--- PROBLEM DETAILS ---
Using the data beneath, show every line that includes the word "value".

---------- RAW DATA

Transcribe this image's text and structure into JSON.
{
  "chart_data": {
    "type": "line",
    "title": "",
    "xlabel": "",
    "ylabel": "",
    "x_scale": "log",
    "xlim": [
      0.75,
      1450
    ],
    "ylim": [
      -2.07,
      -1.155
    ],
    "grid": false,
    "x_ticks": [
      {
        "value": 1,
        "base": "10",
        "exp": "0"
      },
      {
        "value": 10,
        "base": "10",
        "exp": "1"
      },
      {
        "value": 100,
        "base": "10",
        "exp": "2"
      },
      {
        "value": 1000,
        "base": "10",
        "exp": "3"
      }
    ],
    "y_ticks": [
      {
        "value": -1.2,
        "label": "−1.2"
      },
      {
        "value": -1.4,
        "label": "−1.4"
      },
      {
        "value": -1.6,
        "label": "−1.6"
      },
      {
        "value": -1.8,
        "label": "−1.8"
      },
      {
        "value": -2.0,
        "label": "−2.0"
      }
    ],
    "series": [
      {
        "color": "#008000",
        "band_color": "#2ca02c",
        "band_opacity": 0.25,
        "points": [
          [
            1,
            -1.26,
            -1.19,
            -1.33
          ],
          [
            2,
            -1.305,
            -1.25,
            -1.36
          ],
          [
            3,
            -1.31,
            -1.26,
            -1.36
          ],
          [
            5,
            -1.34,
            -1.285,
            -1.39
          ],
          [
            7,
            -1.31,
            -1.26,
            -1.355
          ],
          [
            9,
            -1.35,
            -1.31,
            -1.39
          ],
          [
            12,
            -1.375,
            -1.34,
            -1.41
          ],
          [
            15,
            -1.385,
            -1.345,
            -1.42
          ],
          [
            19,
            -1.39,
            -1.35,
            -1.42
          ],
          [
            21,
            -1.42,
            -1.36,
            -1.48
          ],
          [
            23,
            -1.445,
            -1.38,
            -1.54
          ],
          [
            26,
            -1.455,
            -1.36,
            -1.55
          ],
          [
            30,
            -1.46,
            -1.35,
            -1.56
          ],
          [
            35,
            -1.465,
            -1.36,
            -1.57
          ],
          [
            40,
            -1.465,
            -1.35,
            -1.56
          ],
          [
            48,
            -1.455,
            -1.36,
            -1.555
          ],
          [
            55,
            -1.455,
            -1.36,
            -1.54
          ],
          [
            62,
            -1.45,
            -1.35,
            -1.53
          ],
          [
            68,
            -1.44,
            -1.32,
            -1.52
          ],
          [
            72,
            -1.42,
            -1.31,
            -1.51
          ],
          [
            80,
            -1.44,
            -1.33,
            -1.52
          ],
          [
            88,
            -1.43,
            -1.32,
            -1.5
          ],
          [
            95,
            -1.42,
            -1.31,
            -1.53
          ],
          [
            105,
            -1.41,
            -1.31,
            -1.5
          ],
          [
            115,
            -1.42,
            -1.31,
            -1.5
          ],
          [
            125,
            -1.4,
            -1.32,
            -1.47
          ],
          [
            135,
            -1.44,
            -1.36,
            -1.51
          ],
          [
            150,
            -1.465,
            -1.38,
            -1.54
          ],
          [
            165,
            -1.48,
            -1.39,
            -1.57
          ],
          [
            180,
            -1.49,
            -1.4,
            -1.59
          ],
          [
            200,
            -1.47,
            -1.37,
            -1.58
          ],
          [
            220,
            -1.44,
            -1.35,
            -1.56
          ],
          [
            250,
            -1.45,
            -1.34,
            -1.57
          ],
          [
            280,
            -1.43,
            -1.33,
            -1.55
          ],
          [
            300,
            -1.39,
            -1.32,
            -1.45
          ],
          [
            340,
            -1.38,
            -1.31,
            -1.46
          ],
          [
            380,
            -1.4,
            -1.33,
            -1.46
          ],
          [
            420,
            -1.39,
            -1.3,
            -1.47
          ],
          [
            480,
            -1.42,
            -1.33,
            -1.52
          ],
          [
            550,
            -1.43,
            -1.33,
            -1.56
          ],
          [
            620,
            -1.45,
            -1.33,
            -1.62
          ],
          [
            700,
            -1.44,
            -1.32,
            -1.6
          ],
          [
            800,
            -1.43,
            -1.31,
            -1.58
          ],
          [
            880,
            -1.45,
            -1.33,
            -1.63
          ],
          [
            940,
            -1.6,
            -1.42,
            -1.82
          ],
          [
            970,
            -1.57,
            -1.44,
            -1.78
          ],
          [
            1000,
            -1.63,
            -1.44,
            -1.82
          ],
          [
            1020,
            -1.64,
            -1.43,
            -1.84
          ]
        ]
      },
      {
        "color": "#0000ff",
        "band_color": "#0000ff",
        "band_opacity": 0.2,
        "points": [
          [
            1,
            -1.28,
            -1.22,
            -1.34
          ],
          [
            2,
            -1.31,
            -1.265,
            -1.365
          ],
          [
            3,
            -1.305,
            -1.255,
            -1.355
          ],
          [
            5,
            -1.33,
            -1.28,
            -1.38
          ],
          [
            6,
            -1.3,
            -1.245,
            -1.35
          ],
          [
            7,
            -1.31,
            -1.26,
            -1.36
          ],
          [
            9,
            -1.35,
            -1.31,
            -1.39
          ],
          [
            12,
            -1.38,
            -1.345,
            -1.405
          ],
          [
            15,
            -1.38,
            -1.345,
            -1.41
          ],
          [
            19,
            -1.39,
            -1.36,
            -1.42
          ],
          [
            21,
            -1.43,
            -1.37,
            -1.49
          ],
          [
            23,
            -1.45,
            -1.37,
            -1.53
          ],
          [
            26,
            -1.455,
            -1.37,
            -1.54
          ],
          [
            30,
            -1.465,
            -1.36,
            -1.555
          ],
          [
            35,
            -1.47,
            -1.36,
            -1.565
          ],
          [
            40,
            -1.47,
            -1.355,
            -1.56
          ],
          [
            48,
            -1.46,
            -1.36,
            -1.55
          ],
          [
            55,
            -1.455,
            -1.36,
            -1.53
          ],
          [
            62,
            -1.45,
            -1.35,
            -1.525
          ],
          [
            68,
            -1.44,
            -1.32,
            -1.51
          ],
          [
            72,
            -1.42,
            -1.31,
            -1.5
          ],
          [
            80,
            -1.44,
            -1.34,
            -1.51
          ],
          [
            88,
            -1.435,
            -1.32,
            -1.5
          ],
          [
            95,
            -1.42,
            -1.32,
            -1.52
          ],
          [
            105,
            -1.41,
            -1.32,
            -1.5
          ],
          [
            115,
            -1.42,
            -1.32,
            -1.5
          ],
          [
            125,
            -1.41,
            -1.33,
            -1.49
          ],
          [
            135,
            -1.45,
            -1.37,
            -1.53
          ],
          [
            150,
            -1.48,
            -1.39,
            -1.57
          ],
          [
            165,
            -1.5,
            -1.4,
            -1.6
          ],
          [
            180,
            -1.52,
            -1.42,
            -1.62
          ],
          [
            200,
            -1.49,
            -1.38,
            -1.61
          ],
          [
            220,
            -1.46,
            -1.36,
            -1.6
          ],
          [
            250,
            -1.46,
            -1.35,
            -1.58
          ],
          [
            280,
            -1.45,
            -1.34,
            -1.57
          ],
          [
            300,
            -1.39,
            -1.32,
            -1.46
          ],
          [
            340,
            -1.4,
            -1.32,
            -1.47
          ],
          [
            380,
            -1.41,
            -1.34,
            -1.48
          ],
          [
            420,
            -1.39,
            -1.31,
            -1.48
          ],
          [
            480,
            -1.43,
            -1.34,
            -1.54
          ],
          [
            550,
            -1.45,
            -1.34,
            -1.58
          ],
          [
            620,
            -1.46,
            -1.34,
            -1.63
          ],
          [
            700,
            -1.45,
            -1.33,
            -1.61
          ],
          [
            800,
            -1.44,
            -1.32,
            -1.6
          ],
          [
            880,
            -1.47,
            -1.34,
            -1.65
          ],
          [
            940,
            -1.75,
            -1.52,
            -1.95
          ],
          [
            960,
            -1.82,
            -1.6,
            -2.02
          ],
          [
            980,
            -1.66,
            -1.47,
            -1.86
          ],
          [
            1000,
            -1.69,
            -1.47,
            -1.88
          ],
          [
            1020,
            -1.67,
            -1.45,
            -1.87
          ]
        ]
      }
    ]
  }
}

--------------------

--- COMPLETE ANSWER ---
        "value": 1,
        "value": 10,
        "value": 100,
        "value": 1000,
        "value": -1.2,
        "value": -1.4,
        "value": -1.6,
        "value": -1.8,
        "value": -2.0,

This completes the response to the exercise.